→ What you are asked to do
Transcribe the data in full and exactly, omitting any pictures.

→ Entries provided

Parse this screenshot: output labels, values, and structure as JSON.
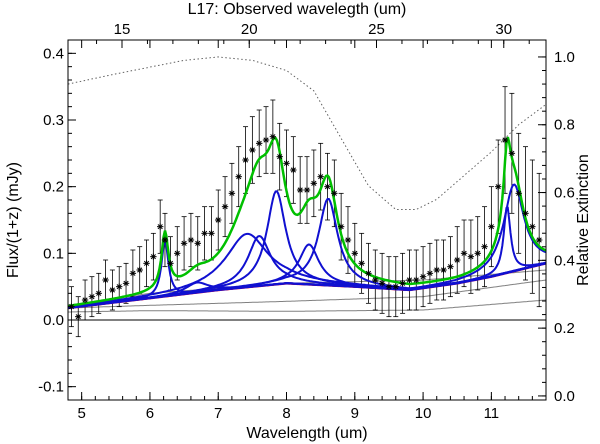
{
  "chart_data": {
    "type": "line",
    "title": "L17: Observed wavelegth (um)",
    "xlabel": "Wavelength (um)",
    "ylabel": "Flux/(1+z) (mJy)",
    "ylabel_right": "Relative Extinction",
    "xlim": [
      4.8,
      11.8
    ],
    "ylim": [
      -0.12,
      0.42
    ],
    "ylim_right": [
      -0.012,
      1.05
    ],
    "x_ticks": [
      "5",
      "6",
      "7",
      "8",
      "9",
      "10",
      "11"
    ],
    "y_ticks": [
      "-0.1",
      "0.0",
      "0.1",
      "0.2",
      "0.3",
      "0.4"
    ],
    "top_ticks": [
      "15",
      "20",
      "25",
      "30"
    ],
    "right_ticks": [
      "0.0",
      "0.2",
      "0.4",
      "0.6",
      "0.8",
      "1.0"
    ],
    "top_tick_observed_um": [
      15,
      20,
      25,
      30
    ],
    "redshift_factor": 2.683,
    "colors": {
      "data": "#000000",
      "total_fit": "#00c000",
      "features": "#1010d0",
      "continuum": "#e0103c",
      "stellar": "#808080",
      "extinction": "#606060",
      "zero_line": "#000000"
    },
    "observed": {
      "x": [
        4.85,
        4.95,
        5.05,
        5.15,
        5.25,
        5.35,
        5.45,
        5.55,
        5.65,
        5.75,
        5.85,
        5.95,
        6.05,
        6.15,
        6.22,
        6.3,
        6.4,
        6.5,
        6.6,
        6.7,
        6.8,
        6.9,
        7.0,
        7.1,
        7.2,
        7.3,
        7.4,
        7.5,
        7.6,
        7.7,
        7.8,
        7.9,
        8.0,
        8.1,
        8.2,
        8.3,
        8.4,
        8.5,
        8.6,
        8.7,
        8.8,
        8.9,
        9.0,
        9.1,
        9.2,
        9.3,
        9.4,
        9.5,
        9.6,
        9.7,
        9.8,
        9.9,
        10.0,
        10.1,
        10.2,
        10.3,
        10.4,
        10.5,
        10.6,
        10.7,
        10.8,
        10.9,
        11.0,
        11.1,
        11.2,
        11.3,
        11.4,
        11.5,
        11.6,
        11.7
      ],
      "y": [
        0.02,
        0.005,
        0.03,
        0.035,
        0.04,
        0.06,
        0.045,
        0.05,
        0.055,
        0.07,
        0.075,
        0.085,
        0.095,
        0.14,
        0.12,
        0.085,
        0.1,
        0.115,
        0.12,
        0.115,
        0.13,
        0.13,
        0.15,
        0.17,
        0.19,
        0.215,
        0.24,
        0.255,
        0.265,
        0.27,
        0.275,
        0.245,
        0.235,
        0.225,
        0.195,
        0.195,
        0.205,
        0.215,
        0.2,
        0.19,
        0.14,
        0.12,
        0.1,
        0.085,
        0.07,
        0.06,
        0.055,
        0.05,
        0.05,
        0.055,
        0.06,
        0.06,
        0.065,
        0.07,
        0.075,
        0.075,
        0.08,
        0.09,
        0.1,
        0.095,
        0.1,
        0.11,
        0.14,
        0.2,
        0.27,
        0.25,
        0.19,
        0.16,
        0.14,
        0.12
      ],
      "err": [
        0.03,
        0.03,
        0.03,
        0.03,
        0.03,
        0.03,
        0.03,
        0.03,
        0.03,
        0.035,
        0.035,
        0.035,
        0.035,
        0.04,
        0.04,
        0.04,
        0.04,
        0.04,
        0.04,
        0.04,
        0.04,
        0.04,
        0.045,
        0.045,
        0.045,
        0.045,
        0.05,
        0.05,
        0.05,
        0.05,
        0.055,
        0.05,
        0.05,
        0.05,
        0.05,
        0.05,
        0.05,
        0.05,
        0.05,
        0.05,
        0.05,
        0.05,
        0.045,
        0.045,
        0.045,
        0.045,
        0.045,
        0.045,
        0.045,
        0.045,
        0.045,
        0.045,
        0.045,
        0.045,
        0.045,
        0.045,
        0.045,
        0.05,
        0.05,
        0.055,
        0.055,
        0.06,
        0.06,
        0.07,
        0.08,
        0.09,
        0.09,
        0.1,
        0.1,
        0.1
      ]
    },
    "continuum": {
      "x": [
        4.8,
        7.0,
        8.0,
        9.0,
        9.8,
        10.5,
        11.0,
        11.8
      ],
      "y": [
        0.018,
        0.045,
        0.055,
        0.05,
        0.045,
        0.055,
        0.065,
        0.085
      ]
    },
    "stellar_components": [
      {
        "x": [
          4.8,
          6.0,
          8.0,
          10.0,
          11.8
        ],
        "y": [
          0.022,
          0.04,
          0.055,
          0.06,
          0.075
        ]
      },
      {
        "x": [
          4.8,
          6.0,
          8.0,
          10.0,
          11.8
        ],
        "y": [
          0.018,
          0.022,
          0.028,
          0.035,
          0.06
        ]
      },
      {
        "x": [
          4.8,
          6.0,
          8.0,
          10.0,
          11.8
        ],
        "y": [
          0.012,
          0.014,
          0.013,
          0.015,
          0.03
        ]
      }
    ],
    "pah_features": [
      {
        "center": 6.22,
        "fwhm": 0.12,
        "peak": 0.085
      },
      {
        "center": 6.69,
        "fwhm": 0.4,
        "peak": 0.015
      },
      {
        "center": 7.42,
        "fwhm": 0.75,
        "peak": 0.08
      },
      {
        "center": 7.6,
        "fwhm": 0.4,
        "peak": 0.075
      },
      {
        "center": 7.85,
        "fwhm": 0.33,
        "peak": 0.14
      },
      {
        "center": 8.33,
        "fwhm": 0.35,
        "peak": 0.06
      },
      {
        "center": 8.61,
        "fwhm": 0.34,
        "peak": 0.13
      },
      {
        "center": 11.23,
        "fwhm": 0.12,
        "peak": 0.1
      },
      {
        "center": 11.33,
        "fwhm": 0.36,
        "peak": 0.13
      }
    ],
    "extinction_curve": {
      "x": [
        4.8,
        5.5,
        6.5,
        7.0,
        7.5,
        8.0,
        8.4,
        8.8,
        9.2,
        9.6,
        9.9,
        10.2,
        10.6,
        11.0,
        11.4,
        11.8
      ],
      "y": [
        0.92,
        0.95,
        0.99,
        1.0,
        0.99,
        0.96,
        0.9,
        0.76,
        0.62,
        0.55,
        0.55,
        0.58,
        0.65,
        0.72,
        0.8,
        0.86
      ]
    },
    "zero_line": 0.0
  }
}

→ Answer to the exercise
Parse this screenshot: output labels, values, and structure as JSON.
{
  "chart_data": {
    "type": "line",
    "title": "L17: Observed wavelegth (um)",
    "xlabel": "Wavelength (um)",
    "ylabel": "Flux/(1+z) (mJy)",
    "ylabel_right": "Relative Extinction",
    "xlim": [
      4.8,
      11.8
    ],
    "ylim": [
      -0.12,
      0.42
    ],
    "ylim_right": [
      -0.012,
      1.05
    ],
    "x_ticks": [
      "5",
      "6",
      "7",
      "8",
      "9",
      "10",
      "11"
    ],
    "y_ticks": [
      "-0.1",
      "0.0",
      "0.1",
      "0.2",
      "0.3",
      "0.4"
    ],
    "top_ticks": [
      "15",
      "20",
      "25",
      "30"
    ],
    "right_ticks": [
      "0.0",
      "0.2",
      "0.4",
      "0.6",
      "0.8",
      "1.0"
    ],
    "top_tick_observed_um": [
      15,
      20,
      25,
      30
    ],
    "redshift_factor": 2.683,
    "colors": {
      "data": "#000000",
      "total_fit": "#00c000",
      "features": "#1010d0",
      "continuum": "#e0103c",
      "stellar": "#808080",
      "extinction": "#606060",
      "zero_line": "#000000"
    },
    "observed": {
      "x": [
        4.85,
        4.95,
        5.05,
        5.15,
        5.25,
        5.35,
        5.45,
        5.55,
        5.65,
        5.75,
        5.85,
        5.95,
        6.05,
        6.15,
        6.22,
        6.3,
        6.4,
        6.5,
        6.6,
        6.7,
        6.8,
        6.9,
        7.0,
        7.1,
        7.2,
        7.3,
        7.4,
        7.5,
        7.6,
        7.7,
        7.8,
        7.9,
        8.0,
        8.1,
        8.2,
        8.3,
        8.4,
        8.5,
        8.6,
        8.7,
        8.8,
        8.9,
        9.0,
        9.1,
        9.2,
        9.3,
        9.4,
        9.5,
        9.6,
        9.7,
        9.8,
        9.9,
        10.0,
        10.1,
        10.2,
        10.3,
        10.4,
        10.5,
        10.6,
        10.7,
        10.8,
        10.9,
        11.0,
        11.1,
        11.2,
        11.3,
        11.4,
        11.5,
        11.6,
        11.7
      ],
      "y": [
        0.02,
        0.005,
        0.03,
        0.035,
        0.04,
        0.06,
        0.045,
        0.05,
        0.055,
        0.07,
        0.075,
        0.085,
        0.095,
        0.14,
        0.12,
        0.085,
        0.1,
        0.115,
        0.12,
        0.115,
        0.13,
        0.13,
        0.15,
        0.17,
        0.19,
        0.215,
        0.24,
        0.255,
        0.265,
        0.27,
        0.275,
        0.245,
        0.235,
        0.225,
        0.195,
        0.195,
        0.205,
        0.215,
        0.2,
        0.19,
        0.14,
        0.12,
        0.1,
        0.085,
        0.07,
        0.06,
        0.055,
        0.05,
        0.05,
        0.055,
        0.06,
        0.06,
        0.065,
        0.07,
        0.075,
        0.075,
        0.08,
        0.09,
        0.1,
        0.095,
        0.1,
        0.11,
        0.14,
        0.2,
        0.27,
        0.25,
        0.19,
        0.16,
        0.14,
        0.12
      ],
      "err": [
        0.03,
        0.03,
        0.03,
        0.03,
        0.03,
        0.03,
        0.03,
        0.03,
        0.03,
        0.035,
        0.035,
        0.035,
        0.035,
        0.04,
        0.04,
        0.04,
        0.04,
        0.04,
        0.04,
        0.04,
        0.04,
        0.04,
        0.045,
        0.045,
        0.045,
        0.045,
        0.05,
        0.05,
        0.05,
        0.05,
        0.055,
        0.05,
        0.05,
        0.05,
        0.05,
        0.05,
        0.05,
        0.05,
        0.05,
        0.05,
        0.05,
        0.05,
        0.045,
        0.045,
        0.045,
        0.045,
        0.045,
        0.045,
        0.045,
        0.045,
        0.045,
        0.045,
        0.045,
        0.045,
        0.045,
        0.045,
        0.045,
        0.05,
        0.05,
        0.055,
        0.055,
        0.06,
        0.06,
        0.07,
        0.08,
        0.09,
        0.09,
        0.1,
        0.1,
        0.1
      ]
    },
    "continuum": {
      "x": [
        4.8,
        7.0,
        8.0,
        9.0,
        9.8,
        10.5,
        11.0,
        11.8
      ],
      "y": [
        0.018,
        0.045,
        0.055,
        0.05,
        0.045,
        0.055,
        0.065,
        0.085
      ]
    },
    "stellar_components": [
      {
        "x": [
          4.8,
          6.0,
          8.0,
          10.0,
          11.8
        ],
        "y": [
          0.022,
          0.04,
          0.055,
          0.06,
          0.075
        ]
      },
      {
        "x": [
          4.8,
          6.0,
          8.0,
          10.0,
          11.8
        ],
        "y": [
          0.018,
          0.022,
          0.028,
          0.035,
          0.06
        ]
      },
      {
        "x": [
          4.8,
          6.0,
          8.0,
          10.0,
          11.8
        ],
        "y": [
          0.012,
          0.014,
          0.013,
          0.015,
          0.03
        ]
      }
    ],
    "pah_features": [
      {
        "center": 6.22,
        "fwhm": 0.12,
        "peak": 0.085
      },
      {
        "center": 6.69,
        "fwhm": 0.4,
        "peak": 0.015
      },
      {
        "center": 7.42,
        "fwhm": 0.75,
        "peak": 0.08
      },
      {
        "center": 7.6,
        "fwhm": 0.4,
        "peak": 0.075
      },
      {
        "center": 7.85,
        "fwhm": 0.33,
        "peak": 0.14
      },
      {
        "center": 8.33,
        "fwhm": 0.35,
        "peak": 0.06
      },
      {
        "center": 8.61,
        "fwhm": 0.34,
        "peak": 0.13
      },
      {
        "center": 11.23,
        "fwhm": 0.12,
        "peak": 0.1
      },
      {
        "center": 11.33,
        "fwhm": 0.36,
        "peak": 0.13
      }
    ],
    "extinction_curve": {
      "x": [
        4.8,
        5.5,
        6.5,
        7.0,
        7.5,
        8.0,
        8.4,
        8.8,
        9.2,
        9.6,
        9.9,
        10.2,
        10.6,
        11.0,
        11.4,
        11.8
      ],
      "y": [
        0.92,
        0.95,
        0.99,
        1.0,
        0.99,
        0.96,
        0.9,
        0.76,
        0.62,
        0.55,
        0.55,
        0.58,
        0.65,
        0.72,
        0.8,
        0.86
      ]
    },
    "zero_line": 0.0
  }
}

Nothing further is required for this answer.